Look through the data below and return each line where "Самсунг" appears.
**** Supplied information
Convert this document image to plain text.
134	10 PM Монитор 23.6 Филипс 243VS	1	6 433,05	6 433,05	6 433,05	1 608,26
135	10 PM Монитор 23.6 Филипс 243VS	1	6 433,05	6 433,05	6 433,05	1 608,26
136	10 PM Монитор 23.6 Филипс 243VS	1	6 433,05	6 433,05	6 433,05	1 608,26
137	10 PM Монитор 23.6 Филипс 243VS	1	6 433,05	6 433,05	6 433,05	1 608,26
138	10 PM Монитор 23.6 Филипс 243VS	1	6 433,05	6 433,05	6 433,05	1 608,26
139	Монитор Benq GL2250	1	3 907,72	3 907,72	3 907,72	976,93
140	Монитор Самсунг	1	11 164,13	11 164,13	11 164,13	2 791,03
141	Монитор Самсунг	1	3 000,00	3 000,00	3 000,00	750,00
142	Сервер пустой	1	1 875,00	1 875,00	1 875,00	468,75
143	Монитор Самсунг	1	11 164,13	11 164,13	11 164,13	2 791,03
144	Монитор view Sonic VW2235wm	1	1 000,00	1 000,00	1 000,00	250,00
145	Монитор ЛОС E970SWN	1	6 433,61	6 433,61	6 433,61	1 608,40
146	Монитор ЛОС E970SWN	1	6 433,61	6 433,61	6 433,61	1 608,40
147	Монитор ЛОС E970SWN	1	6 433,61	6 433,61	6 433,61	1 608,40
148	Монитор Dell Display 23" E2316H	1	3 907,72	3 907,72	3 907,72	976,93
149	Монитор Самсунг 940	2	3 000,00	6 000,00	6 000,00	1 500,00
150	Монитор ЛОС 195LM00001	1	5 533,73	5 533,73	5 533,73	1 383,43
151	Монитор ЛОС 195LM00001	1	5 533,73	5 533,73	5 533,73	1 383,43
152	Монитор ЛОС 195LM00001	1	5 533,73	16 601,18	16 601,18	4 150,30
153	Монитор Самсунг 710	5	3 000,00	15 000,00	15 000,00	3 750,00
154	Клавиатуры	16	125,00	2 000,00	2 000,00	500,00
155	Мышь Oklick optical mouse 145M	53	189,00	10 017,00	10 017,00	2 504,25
********
Response for this exercise:
140	Монитор Самсунг	1	11 164,13	11 164,13	11 164,13	2 791,03
141	Монитор Самсунг	1	3 000,00	3 000,00	3 000,00	750,00
143	Монитор Самсунг	1	11 164,13	11 164,13	11 164,13	2 791,03
149	Монитор Самсунг 940	2	3 000,00	6 000,00	6 000,00	1 500,00
153	Монитор Самсунг 710	5	3 000,00	15 000,00	15 000,00	3 750,00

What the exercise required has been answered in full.